Records:

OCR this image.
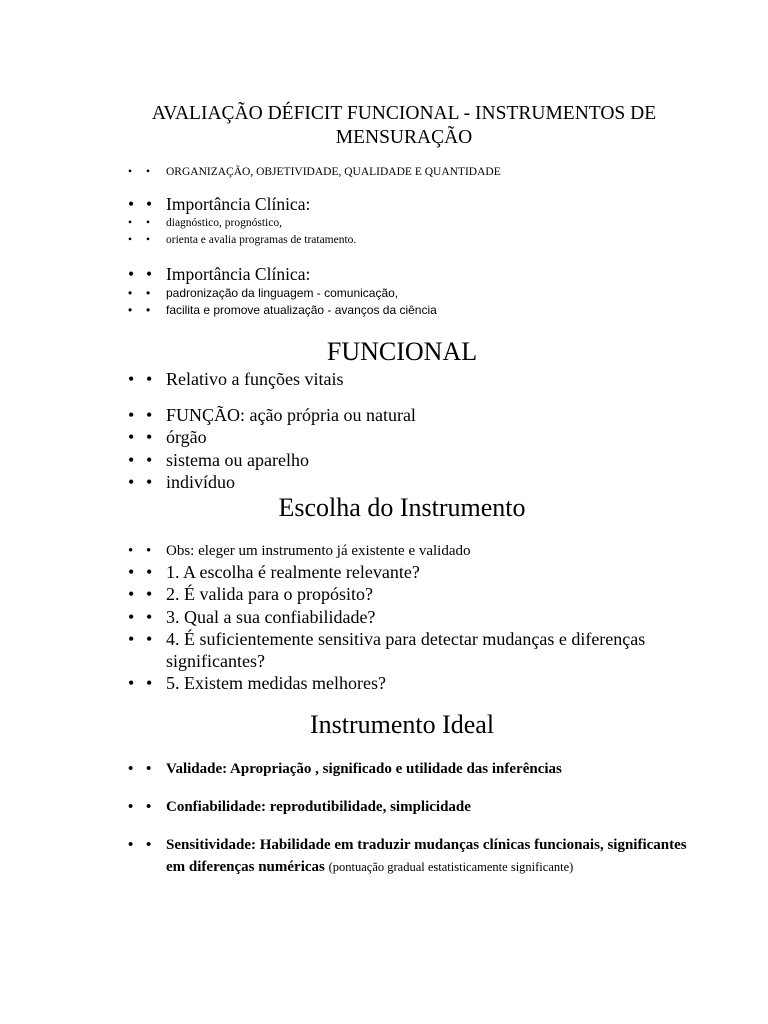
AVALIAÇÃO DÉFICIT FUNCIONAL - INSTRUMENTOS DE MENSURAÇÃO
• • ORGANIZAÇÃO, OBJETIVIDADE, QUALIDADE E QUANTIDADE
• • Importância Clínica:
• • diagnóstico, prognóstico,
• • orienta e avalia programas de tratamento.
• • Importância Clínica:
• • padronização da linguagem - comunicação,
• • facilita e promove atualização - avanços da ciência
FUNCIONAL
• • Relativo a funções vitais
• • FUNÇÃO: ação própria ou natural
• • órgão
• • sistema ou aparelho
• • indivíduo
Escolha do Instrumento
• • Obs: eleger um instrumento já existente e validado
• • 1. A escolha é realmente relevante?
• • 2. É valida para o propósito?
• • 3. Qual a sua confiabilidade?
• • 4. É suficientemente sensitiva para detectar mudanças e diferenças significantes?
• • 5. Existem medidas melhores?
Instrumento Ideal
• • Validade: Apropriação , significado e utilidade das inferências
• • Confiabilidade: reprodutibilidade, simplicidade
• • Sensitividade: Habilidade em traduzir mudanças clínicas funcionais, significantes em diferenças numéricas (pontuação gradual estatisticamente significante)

--

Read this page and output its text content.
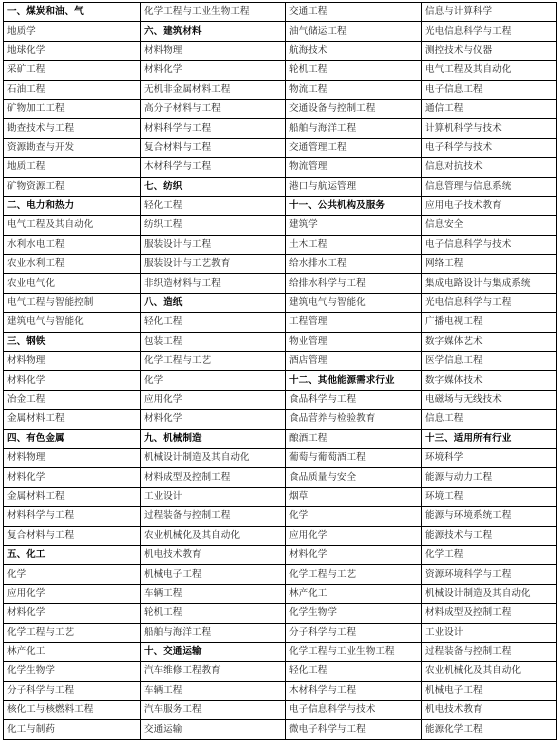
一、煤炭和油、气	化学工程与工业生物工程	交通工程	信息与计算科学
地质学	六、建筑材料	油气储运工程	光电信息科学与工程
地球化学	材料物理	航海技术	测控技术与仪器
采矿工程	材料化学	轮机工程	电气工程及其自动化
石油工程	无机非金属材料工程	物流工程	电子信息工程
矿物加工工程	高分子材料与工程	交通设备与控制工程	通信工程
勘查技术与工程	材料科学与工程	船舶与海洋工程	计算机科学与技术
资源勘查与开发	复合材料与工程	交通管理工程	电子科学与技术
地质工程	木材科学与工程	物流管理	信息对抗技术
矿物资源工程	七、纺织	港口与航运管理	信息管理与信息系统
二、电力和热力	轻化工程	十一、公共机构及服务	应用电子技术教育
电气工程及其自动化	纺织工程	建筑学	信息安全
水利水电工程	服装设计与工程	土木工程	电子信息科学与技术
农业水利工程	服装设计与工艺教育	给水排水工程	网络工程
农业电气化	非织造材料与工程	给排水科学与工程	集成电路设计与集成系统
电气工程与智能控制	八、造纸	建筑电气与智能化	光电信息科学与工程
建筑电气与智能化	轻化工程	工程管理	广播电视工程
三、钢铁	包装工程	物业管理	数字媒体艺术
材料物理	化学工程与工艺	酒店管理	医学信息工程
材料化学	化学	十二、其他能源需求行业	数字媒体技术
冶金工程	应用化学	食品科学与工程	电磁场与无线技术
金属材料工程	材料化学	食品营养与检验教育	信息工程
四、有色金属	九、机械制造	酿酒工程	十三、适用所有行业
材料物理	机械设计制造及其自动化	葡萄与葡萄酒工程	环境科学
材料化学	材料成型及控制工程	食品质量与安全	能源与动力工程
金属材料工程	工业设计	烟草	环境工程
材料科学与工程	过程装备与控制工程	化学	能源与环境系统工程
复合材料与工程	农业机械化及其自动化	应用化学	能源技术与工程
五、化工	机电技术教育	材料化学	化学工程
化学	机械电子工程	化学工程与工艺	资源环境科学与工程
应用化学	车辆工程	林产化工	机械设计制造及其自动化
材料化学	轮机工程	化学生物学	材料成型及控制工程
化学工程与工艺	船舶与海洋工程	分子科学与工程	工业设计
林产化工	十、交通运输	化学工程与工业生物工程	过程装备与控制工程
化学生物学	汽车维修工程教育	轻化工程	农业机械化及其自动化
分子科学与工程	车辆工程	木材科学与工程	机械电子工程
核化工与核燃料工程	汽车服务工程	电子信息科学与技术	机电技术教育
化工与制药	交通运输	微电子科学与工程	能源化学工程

Given instruction: Using the listing above, pull out all lines that hold the word "this".

Answer to the task:
OCR this image.
Read this page and output its text content.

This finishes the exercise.